Kenya's historical amnesia

Cord leaders Raila Odinga, Moses Wetangula with President Uhuru Kenyatta when he hosted a luncheon in honor of the South Korean President H.E. Park Geun-hye at State House, Nairobi on Tuesday.Photo/PSCU
Cord leaders Raila Odinga, Moses Wetangula with President Uhuru Kenyatta when he hosted a luncheon in honor of the South Korean President H.E. Park Geun-hye at State House, Nairobi on Tuesday.Photo/PSCU

Earlier this week, on the eve of Madaraka Day, history paid Kenya another visit. Online photos of CORD principals, Raila Odinga and Moses Wetangula in a jovial meeting with President Uhuru Kenyatta and his Deputy, William Ruto, at State House, Nairobi caused a bit of a stir. But it shouldn’t have. As I explained last week, we have been here before.

Political crises have been a near-constant feature of Kenya’s post-colonial history, and especially since the agitation for electoral and constitutional reform began in the 1980s. Politicians have perfected the art of taking the country to the brink of the abyss of violence and anarchy and pulling back at the last minute. It is a callous calculation, where violence and death are used as negotiating tools. If, as Carl von Clausewitz asserted, “war is the continuation of politics by other means” in Kenya, crises and bloodshed signal not a breakdown of the political process, but its inauguration.

The script is always the same: Opposition demands talks on reform or a redress of grievance. The government refuses. Demagogues on both sides polarize public opinion, mostly along ethnic lines. With few options, the opposition appeals to the street to force the government to give in. The street demonstrations are met with police violence and after enough Kenyans have bled and died, the government gives in and agrees to talks.

This is politics reduced to a staring contest, where the goal is not to avoid crises but to ignite them. It is a politics that is managed via crisis, in which Kenyan citizens are not the end, but as the means of contestation. It is a politics obsessed with the problems and welfare of politicians, not so much those of the people who are reduced to pawns in a game of elites.

There is no true animosity between the main protagonists, despite the hateful rhetoric employed to galvanize their supporters. In the end, the politicians remain friends and business colleagues and country club mates. The politics they have created and perfected eschews permanence and commitment, whether to principles, policies, friends or enemies. The only defining characteristic is ambition.

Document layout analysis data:
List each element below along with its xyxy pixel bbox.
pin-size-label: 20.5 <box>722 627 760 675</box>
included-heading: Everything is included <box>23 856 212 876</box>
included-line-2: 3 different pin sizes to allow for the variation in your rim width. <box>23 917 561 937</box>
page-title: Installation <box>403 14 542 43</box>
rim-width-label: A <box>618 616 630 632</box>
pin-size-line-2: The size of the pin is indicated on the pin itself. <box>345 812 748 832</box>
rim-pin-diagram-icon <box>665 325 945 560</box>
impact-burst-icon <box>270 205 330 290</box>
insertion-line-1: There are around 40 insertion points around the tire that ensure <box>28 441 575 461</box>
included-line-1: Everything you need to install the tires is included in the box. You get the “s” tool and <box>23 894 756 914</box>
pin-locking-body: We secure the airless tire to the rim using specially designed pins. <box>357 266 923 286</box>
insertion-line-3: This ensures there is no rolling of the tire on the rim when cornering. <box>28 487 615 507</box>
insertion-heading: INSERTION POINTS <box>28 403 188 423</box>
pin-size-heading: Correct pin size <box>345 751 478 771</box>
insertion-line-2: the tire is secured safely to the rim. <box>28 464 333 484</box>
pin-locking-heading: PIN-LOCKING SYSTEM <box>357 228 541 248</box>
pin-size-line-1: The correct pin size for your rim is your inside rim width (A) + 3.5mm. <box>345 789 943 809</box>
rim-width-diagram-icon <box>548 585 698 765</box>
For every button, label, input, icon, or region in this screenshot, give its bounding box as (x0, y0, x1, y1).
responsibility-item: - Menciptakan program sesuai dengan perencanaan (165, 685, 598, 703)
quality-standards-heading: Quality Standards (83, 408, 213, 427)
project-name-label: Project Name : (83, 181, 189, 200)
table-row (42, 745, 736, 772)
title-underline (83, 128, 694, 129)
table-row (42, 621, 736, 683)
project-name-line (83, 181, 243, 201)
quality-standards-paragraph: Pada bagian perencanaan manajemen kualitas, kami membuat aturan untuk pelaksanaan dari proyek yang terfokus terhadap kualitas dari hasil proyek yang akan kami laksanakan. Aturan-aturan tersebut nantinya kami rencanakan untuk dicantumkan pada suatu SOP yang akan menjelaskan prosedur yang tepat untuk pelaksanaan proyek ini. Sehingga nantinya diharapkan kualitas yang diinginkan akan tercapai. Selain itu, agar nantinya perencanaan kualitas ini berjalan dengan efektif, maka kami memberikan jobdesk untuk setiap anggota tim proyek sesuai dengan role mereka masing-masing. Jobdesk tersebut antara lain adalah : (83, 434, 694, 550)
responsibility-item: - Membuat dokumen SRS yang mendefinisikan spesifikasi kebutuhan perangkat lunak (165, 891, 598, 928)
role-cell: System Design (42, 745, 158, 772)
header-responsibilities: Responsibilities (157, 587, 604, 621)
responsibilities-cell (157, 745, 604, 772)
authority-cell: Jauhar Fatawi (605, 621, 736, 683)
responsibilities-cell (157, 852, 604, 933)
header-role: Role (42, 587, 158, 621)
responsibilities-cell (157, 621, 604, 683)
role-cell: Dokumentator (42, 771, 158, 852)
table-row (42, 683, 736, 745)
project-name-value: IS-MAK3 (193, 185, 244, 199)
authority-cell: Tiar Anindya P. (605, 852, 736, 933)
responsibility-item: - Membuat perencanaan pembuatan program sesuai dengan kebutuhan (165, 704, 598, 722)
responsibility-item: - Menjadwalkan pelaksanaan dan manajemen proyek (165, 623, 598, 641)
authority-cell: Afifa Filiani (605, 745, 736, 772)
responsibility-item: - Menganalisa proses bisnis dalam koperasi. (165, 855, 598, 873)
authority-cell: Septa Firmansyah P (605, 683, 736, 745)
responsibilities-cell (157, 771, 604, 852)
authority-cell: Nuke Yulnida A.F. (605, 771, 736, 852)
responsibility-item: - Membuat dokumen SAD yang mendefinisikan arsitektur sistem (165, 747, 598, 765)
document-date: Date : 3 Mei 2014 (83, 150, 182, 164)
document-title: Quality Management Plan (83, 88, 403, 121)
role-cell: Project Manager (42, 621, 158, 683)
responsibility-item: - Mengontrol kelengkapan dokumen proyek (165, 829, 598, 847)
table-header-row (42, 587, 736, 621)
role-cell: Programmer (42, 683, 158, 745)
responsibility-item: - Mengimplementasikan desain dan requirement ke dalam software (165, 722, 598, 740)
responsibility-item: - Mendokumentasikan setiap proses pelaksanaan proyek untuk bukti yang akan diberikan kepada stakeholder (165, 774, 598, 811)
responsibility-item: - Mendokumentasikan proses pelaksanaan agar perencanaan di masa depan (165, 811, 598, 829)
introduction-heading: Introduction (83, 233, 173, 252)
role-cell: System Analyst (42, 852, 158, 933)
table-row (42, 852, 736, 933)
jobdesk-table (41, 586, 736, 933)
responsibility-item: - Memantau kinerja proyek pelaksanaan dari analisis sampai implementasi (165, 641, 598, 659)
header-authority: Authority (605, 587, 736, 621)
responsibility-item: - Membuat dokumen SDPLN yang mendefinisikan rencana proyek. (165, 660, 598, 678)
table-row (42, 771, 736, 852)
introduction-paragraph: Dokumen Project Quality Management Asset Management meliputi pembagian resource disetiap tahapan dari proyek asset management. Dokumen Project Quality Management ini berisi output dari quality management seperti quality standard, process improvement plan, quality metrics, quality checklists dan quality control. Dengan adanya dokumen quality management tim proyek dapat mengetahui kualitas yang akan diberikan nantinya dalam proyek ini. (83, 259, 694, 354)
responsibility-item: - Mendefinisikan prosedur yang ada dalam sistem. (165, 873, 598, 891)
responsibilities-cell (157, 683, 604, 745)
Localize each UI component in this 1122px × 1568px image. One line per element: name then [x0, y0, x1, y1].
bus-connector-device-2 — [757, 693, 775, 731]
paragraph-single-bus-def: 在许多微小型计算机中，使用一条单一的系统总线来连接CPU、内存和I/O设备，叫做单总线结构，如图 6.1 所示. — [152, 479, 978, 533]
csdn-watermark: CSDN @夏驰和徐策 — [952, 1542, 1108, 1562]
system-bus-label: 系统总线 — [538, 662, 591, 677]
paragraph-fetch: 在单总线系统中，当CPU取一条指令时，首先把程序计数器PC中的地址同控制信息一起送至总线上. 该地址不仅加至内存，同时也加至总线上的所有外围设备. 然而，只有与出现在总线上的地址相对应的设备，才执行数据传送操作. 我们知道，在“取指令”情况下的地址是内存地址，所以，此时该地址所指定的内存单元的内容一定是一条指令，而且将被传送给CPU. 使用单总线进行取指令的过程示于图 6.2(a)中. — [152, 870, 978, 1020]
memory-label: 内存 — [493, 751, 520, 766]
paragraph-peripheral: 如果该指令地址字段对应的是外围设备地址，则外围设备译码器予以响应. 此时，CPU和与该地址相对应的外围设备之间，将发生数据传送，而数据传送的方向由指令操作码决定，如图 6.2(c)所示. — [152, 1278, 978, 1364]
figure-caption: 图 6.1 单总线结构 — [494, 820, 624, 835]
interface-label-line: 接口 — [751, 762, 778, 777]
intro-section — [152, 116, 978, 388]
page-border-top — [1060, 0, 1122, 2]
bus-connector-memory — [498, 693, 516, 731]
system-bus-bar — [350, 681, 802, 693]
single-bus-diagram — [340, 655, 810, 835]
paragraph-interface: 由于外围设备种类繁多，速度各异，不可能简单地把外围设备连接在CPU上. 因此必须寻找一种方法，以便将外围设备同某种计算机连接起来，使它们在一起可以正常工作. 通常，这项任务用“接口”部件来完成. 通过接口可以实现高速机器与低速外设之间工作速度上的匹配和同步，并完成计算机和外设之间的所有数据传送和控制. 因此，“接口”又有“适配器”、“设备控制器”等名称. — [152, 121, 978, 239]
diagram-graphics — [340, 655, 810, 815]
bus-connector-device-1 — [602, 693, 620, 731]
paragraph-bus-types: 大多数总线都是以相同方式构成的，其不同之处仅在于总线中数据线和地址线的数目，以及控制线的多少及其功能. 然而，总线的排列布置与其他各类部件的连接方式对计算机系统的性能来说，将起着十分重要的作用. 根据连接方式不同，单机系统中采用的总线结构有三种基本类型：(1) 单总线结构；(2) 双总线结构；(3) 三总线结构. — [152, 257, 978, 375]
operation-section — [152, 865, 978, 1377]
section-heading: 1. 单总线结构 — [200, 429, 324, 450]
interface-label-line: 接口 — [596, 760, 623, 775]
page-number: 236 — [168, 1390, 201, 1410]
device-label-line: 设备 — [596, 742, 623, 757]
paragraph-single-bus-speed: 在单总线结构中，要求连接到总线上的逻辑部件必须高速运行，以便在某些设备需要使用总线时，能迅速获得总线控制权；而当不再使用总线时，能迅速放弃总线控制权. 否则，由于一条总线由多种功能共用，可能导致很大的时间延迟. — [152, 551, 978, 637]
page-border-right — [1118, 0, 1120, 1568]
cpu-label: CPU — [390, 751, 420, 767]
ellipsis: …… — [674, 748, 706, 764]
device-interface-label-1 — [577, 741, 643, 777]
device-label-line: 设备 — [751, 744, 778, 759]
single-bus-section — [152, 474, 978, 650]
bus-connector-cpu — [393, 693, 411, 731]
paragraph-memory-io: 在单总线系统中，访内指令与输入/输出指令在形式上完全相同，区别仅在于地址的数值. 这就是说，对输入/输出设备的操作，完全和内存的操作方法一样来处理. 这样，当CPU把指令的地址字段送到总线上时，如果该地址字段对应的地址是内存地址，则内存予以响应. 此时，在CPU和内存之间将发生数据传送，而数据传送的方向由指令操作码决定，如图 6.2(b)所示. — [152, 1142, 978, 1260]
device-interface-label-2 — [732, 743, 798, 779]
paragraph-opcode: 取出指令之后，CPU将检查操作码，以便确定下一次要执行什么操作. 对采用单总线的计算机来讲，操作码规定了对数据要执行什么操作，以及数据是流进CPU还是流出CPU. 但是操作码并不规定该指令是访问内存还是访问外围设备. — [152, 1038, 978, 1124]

■ **PROBLEMS TO WORK ON**:
(a) Using the piece on Kenya's political crises, mark each statement yes or no and quote the words from the piece that decide it. (i) The photos of the State House meeting came out on the eve of Madaraka Day. (ii) The main protagonists feel true animosity toward one another. (iii) The government agrees to talks before any street demonstrations happen.
(b) Extend the piece on Kenya's political crises past its final sentence.

■ **OUTPUTS FOR THE TASKS**:
(a)
(i) Yes: "Earlier this week, on the eve of Madaraka Day, history paid Kenya another visit."
(ii) No: "There is no true animosity between the main protagonists, despite the hateful rhetoric employed to galvanize their supporters."
(iii) No: "The street demonstrations are met with police violence and after enough Kenyans have bled and died, the government gives in and agrees to talks."

(b)
Of necessity, in rejecting permanence, it also rejects history. Who, after all, wants to be reminded of their hypocrisies? Or that their current BFF was the declared mortal enemy of all Kenyans in the last election cycle? In kow-towing to the politicians, Kenyan media also reflects much of this aversion to history and context. Political events and crises thus seem to spring out of nowhere, without history or context, and just as quickly disappear into nothingness without actual resolution once the politicians have gotten together to rearrange their seats at the table.

This is what is happening with the current dispute over the fate of the IEBC commissioners. Despite the fiasco witnessed in the 2013 election, there has been little discussion about it in the last three years. Neither the opposition nor the government have shown much interest in addressing the failures witnessed during the election or the problems highlighted by the subsequent petitions filed against the 2013 results, especially the petitions against the Presidential poll. Now, with just over a year to the election, precipitating a crisis appears the only means our politicians can imagine to address the issue.

Historical amnesia is apparent in the way they have proposed to drive the talks forward. Apparently, a deal has been reached in which each side will nominate five people to a 10-member committee, composed solely of Parliamentarians, to conduct the talks. This is little more than a resurrection of the 1997 Inter Parties Parliamentary Group process which, as I discussed last week, then President Daniel Arap Moi used to blunt the push for reform by excluding all other interested players, especially those from civil society.

So today, as the country breathes a sigh of relief, the politicians have put another one over us. Once again they have successfully gotten us to bleed over their problems and ignore our own. No wonder they seemed so giddy at their State House get-together.